> TO BE DONE: Check every line of the entries for "Total", and copy the lines that hold it.

> Figure content listings:
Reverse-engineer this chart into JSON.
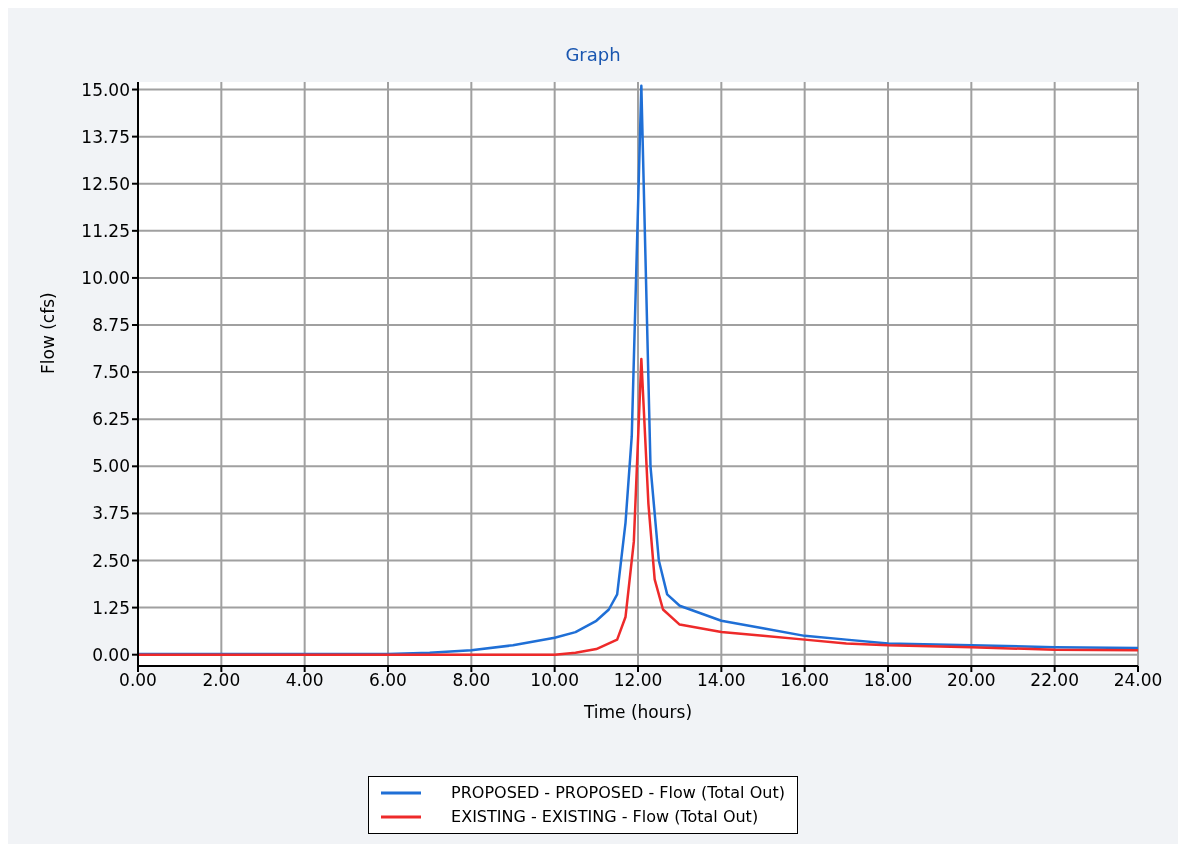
{
  "chart_data": {
    "type": "line",
    "title": "Graph",
    "xlabel": "Time (hours)",
    "ylabel": "Flow (cfs)",
    "xlim": [
      0,
      24
    ],
    "xticks": [
      {
        "value": 0,
        "label": "0.00"
      },
      {
        "value": 2,
        "label": "2.00"
      },
      {
        "value": 4,
        "label": "4.00"
      },
      {
        "value": 6,
        "label": "6.00"
      },
      {
        "value": 8,
        "label": "8.00"
      },
      {
        "value": 10,
        "label": "10.00"
      },
      {
        "value": 12,
        "label": "12.00"
      },
      {
        "value": 14,
        "label": "14.00"
      },
      {
        "value": 16,
        "label": "16.00"
      },
      {
        "value": 18,
        "label": "18.00"
      },
      {
        "value": 20,
        "label": "20.00"
      },
      {
        "value": 22,
        "label": "22.00"
      },
      {
        "value": 24,
        "label": "24.00"
      }
    ],
    "ylim": [
      -0.3,
      15.2
    ],
    "yticks": [
      {
        "value": 0,
        "label": "0.00"
      },
      {
        "value": 1.25,
        "label": "1.25"
      },
      {
        "value": 2.5,
        "label": "2.50"
      },
      {
        "value": 3.75,
        "label": "3.75"
      },
      {
        "value": 5,
        "label": "5.00"
      },
      {
        "value": 6.25,
        "label": "6.25"
      },
      {
        "value": 7.5,
        "label": "7.50"
      },
      {
        "value": 8.75,
        "label": "8.75"
      },
      {
        "value": 10,
        "label": "10.00"
      },
      {
        "value": 11.25,
        "label": "11.25"
      },
      {
        "value": 12.5,
        "label": "12.50"
      },
      {
        "value": 13.75,
        "label": "13.75"
      },
      {
        "value": 15,
        "label": "15.00"
      }
    ],
    "grid": true,
    "legend": "bottom",
    "marker": "none",
    "line_style": "solid",
    "series": [
      {
        "name": "PROPOSED - PROPOSED - Flow (Total Out)",
        "color": "#1f6fd6",
        "x": [
          0,
          6,
          7,
          8,
          9,
          10,
          10.5,
          11,
          11.3,
          11.5,
          11.7,
          11.85,
          12.08,
          12.3,
          12.5,
          12.7,
          13,
          13.5,
          14,
          15,
          16,
          17,
          18,
          20,
          22,
          24
        ],
        "values": [
          0.02,
          0.02,
          0.05,
          0.12,
          0.25,
          0.45,
          0.6,
          0.9,
          1.2,
          1.6,
          3.5,
          5.8,
          15.1,
          5,
          2.5,
          1.6,
          1.3,
          1.1,
          0.9,
          0.7,
          0.5,
          0.4,
          0.3,
          0.25,
          0.2,
          0.18
        ]
      },
      {
        "name": "EXISTING - EXISTING - Flow (Total Out)",
        "color": "#ee2a2a",
        "x": [
          0,
          10,
          10.5,
          11,
          11.5,
          11.7,
          11.9,
          12.08,
          12.25,
          12.4,
          12.6,
          13,
          14,
          15,
          16,
          17,
          18,
          20,
          22,
          24
        ],
        "values": [
          0,
          0,
          0.05,
          0.15,
          0.4,
          1,
          3,
          7.85,
          4,
          2,
          1.2,
          0.8,
          0.6,
          0.5,
          0.4,
          0.3,
          0.25,
          0.2,
          0.13,
          0.12
        ]
      }
    ]
  }
}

> PROBLEM SOLUTION:
        "name": "PROPOSED - PROPOSED - Flow (Total Out)",
        "name": "EXISTING - EXISTING - Flow (Total Out)",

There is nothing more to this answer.